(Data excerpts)

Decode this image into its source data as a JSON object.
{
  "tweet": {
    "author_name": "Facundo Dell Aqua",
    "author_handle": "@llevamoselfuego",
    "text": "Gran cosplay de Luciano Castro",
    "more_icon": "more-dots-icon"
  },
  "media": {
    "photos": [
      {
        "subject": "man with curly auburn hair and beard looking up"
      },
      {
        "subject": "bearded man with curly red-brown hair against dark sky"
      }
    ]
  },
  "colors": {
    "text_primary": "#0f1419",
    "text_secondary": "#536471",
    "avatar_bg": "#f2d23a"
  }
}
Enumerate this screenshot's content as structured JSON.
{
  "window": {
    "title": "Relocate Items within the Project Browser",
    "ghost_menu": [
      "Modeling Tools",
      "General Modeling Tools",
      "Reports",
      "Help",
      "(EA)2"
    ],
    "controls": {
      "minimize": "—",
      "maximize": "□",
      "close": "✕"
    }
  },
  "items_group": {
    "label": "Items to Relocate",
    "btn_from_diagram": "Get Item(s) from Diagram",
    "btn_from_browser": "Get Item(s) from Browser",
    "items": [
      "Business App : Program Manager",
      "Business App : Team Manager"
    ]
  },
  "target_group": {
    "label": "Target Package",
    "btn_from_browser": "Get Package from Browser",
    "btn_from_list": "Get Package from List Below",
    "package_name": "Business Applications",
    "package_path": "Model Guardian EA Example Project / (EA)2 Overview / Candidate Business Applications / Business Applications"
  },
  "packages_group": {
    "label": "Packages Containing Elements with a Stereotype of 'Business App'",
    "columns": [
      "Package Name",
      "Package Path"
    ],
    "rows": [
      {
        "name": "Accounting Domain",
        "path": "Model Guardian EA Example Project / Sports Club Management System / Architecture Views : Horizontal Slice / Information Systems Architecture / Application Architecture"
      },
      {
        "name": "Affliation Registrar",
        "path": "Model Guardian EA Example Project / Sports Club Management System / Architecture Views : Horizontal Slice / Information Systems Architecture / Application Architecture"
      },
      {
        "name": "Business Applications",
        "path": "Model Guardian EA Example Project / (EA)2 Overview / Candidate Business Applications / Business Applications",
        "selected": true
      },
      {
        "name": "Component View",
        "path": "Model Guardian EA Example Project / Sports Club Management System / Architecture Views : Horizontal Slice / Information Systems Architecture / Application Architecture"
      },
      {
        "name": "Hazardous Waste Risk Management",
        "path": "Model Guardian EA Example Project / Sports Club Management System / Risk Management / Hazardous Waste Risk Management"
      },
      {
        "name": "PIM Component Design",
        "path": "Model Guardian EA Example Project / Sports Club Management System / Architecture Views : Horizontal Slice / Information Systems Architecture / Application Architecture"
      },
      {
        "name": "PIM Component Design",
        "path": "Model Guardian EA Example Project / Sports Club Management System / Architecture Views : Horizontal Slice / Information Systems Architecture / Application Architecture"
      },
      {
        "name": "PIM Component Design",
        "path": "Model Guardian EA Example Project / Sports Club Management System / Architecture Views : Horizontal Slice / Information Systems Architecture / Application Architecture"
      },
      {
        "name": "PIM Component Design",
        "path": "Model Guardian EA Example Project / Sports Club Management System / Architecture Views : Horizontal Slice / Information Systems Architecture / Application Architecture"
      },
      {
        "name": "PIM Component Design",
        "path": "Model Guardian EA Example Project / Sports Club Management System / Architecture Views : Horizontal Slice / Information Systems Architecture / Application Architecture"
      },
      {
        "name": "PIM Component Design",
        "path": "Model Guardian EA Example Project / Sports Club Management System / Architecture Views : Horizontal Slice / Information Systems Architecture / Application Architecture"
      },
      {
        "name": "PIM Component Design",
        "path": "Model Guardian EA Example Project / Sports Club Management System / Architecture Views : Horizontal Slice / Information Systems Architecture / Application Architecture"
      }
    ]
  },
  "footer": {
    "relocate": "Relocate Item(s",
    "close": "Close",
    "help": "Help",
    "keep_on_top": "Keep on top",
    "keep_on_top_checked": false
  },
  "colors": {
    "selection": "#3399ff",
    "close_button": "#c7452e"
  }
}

Requirements:
What is the number of lines in the data above that include the word "hair"? Answer with that number only.

Solution for this task:
2